SHORT EXERCISE
Retype the material that follows, keeping every word as it is.

GIVEN RECORDS
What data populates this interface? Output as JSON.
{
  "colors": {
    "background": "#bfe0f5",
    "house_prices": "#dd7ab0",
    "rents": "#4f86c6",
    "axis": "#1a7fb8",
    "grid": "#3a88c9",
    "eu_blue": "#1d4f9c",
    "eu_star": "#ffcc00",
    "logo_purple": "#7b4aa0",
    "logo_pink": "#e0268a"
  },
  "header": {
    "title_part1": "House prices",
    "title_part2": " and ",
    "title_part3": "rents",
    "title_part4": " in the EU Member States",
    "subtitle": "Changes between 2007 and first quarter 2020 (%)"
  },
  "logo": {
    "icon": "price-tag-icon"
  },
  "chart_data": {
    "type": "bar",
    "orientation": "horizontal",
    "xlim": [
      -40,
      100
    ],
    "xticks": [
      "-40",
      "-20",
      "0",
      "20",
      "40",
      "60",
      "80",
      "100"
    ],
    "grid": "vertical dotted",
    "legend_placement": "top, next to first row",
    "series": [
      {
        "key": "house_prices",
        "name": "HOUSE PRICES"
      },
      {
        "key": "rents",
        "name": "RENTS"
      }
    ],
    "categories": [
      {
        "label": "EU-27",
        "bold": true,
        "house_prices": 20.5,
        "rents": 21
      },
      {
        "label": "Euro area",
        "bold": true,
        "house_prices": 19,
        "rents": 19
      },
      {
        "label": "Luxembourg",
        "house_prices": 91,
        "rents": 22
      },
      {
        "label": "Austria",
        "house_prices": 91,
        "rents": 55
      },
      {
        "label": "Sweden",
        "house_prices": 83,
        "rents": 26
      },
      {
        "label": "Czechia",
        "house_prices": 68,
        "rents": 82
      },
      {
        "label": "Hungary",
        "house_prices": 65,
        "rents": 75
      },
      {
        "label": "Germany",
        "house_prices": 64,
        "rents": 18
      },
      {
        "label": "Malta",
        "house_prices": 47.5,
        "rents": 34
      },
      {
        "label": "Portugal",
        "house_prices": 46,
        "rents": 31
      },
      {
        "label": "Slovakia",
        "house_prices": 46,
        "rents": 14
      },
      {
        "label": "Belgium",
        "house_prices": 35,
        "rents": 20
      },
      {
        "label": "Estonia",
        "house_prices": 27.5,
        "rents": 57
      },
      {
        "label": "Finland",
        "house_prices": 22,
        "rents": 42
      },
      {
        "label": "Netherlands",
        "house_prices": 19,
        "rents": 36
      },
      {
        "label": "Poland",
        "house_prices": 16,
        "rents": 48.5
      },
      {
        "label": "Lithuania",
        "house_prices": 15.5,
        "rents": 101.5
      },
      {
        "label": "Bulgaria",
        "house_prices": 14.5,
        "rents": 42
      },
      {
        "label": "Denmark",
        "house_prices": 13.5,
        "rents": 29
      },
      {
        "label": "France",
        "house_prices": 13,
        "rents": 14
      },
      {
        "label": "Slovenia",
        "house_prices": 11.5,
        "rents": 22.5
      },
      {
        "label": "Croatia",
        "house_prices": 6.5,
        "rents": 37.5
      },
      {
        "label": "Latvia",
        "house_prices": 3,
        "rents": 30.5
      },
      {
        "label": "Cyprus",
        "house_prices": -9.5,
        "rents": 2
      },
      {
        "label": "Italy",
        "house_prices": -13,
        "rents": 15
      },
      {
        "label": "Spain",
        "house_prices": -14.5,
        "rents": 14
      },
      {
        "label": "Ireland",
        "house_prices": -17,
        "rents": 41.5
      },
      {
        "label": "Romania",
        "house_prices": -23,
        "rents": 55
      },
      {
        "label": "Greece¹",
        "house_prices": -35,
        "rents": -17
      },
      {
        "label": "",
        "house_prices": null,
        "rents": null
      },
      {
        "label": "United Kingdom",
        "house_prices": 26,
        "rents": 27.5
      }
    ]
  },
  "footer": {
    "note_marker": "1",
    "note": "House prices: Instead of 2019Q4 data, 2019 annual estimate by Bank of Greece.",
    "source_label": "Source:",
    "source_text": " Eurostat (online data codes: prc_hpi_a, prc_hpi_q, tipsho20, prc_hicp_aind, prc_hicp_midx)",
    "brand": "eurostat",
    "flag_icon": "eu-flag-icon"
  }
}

TASK RESULT
What data populates this interface? Output as JSON.
{
  "colors": {
    "background": "#bfe0f5",
    "house_prices": "#dd7ab0",
    "rents": "#4f86c6",
    "axis": "#1a7fb8",
    "grid": "#3a88c9",
    "eu_blue": "#1d4f9c",
    "eu_star": "#ffcc00",
    "logo_purple": "#7b4aa0",
    "logo_pink": "#e0268a"
  },
  "header": {
    "title_part1": "House prices",
    "title_part2": " and ",
    "title_part3": "rents",
    "title_part4": " in the EU Member States",
    "subtitle": "Changes between 2007 and first quarter 2020 (%)"
  },
  "logo": {
    "icon": "price-tag-icon"
  },
  "chart_data": {
    "type": "bar",
    "orientation": "horizontal",
    "xlim": [
      -40,
      100
    ],
    "xticks": [
      "-40",
      "-20",
      "0",
      "20",
      "40",
      "60",
      "80",
      "100"
    ],
    "grid": "vertical dotted",
    "legend_placement": "top, next to first row",
    "series": [
      {
        "key": "house_prices",
        "name": "HOUSE PRICES"
      },
      {
        "key": "rents",
        "name": "RENTS"
      }
    ],
    "categories": [
      {
        "label": "EU-27",
        "bold": true,
        "house_prices": 20.5,
        "rents": 21
      },
      {
        "label": "Euro area",
        "bold": true,
        "house_prices": 19,
        "rents": 19
      },
      {
        "label": "Luxembourg",
        "house_prices": 91,
        "rents": 22
      },
      {
        "label": "Austria",
        "house_prices": 91,
        "rents": 55
      },
      {
        "label": "Sweden",
        "house_prices": 83,
        "rents": 26
      },
      {
        "label": "Czechia",
        "house_prices": 68,
        "rents": 82
      },
      {
        "label": "Hungary",
        "house_prices": 65,
        "rents": 75
      },
      {
        "label": "Germany",
        "house_prices": 64,
        "rents": 18
      },
      {
        "label": "Malta",
        "house_prices": 47.5,
        "rents": 34
      },
      {
        "label": "Portugal",
        "house_prices": 46,
        "rents": 31
      },
      {
        "label": "Slovakia",
        "house_prices": 46,
        "rents": 14
      },
      {
        "label": "Belgium",
        "house_prices": 35,
        "rents": 20
      },
      {
        "label": "Estonia",
        "house_prices": 27.5,
        "rents": 57
      },
      {
        "label": "Finland",
        "house_prices": 22,
        "rents": 42
      },
      {
        "label": "Netherlands",
        "house_prices": 19,
        "rents": 36
      },
      {
        "label": "Poland",
        "house_prices": 16,
        "rents": 48.5
      },
      {
        "label": "Lithuania",
        "house_prices": 15.5,
        "rents": 101.5
      },
      {
        "label": "Bulgaria",
        "house_prices": 14.5,
        "rents": 42
      },
      {
        "label": "Denmark",
        "house_prices": 13.5,
        "rents": 29
      },
      {
        "label": "France",
        "house_prices": 13,
        "rents": 14
      },
      {
        "label": "Slovenia",
        "house_prices": 11.5,
        "rents": 22.5
      },
      {
        "label": "Croatia",
        "house_prices": 6.5,
        "rents": 37.5
      },
      {
        "label": "Latvia",
        "house_prices": 3,
        "rents": 30.5
      },
      {
        "label": "Cyprus",
        "house_prices": -9.5,
        "rents": 2
      },
      {
        "label": "Italy",
        "house_prices": -13,
        "rents": 15
      },
      {
        "label": "Spain",
        "house_prices": -14.5,
        "rents": 14
      },
      {
        "label": "Ireland",
        "house_prices": -17,
        "rents": 41.5
      },
      {
        "label": "Romania",
        "house_prices": -23,
        "rents": 55
      },
      {
        "label": "Greece¹",
        "house_prices": -35,
        "rents": -17
      },
      {
        "label": "",
        "house_prices": null,
        "rents": null
      },
      {
        "label": "United Kingdom",
        "house_prices": 26,
        "rents": 27.5
      }
    ]
  },
  "footer": {
    "note_marker": "1",
    "note": "House prices: Instead of 2019Q4 data, 2019 annual estimate by Bank of Greece.",
    "source_label": "Source:",
    "source_text": " Eurostat (online data codes: prc_hpi_a, prc_hpi_q, tipsho20, prc_hicp_aind, prc_hicp_midx)",
    "brand": "eurostat",
    "flag_icon": "eu-flag-icon"
  }
}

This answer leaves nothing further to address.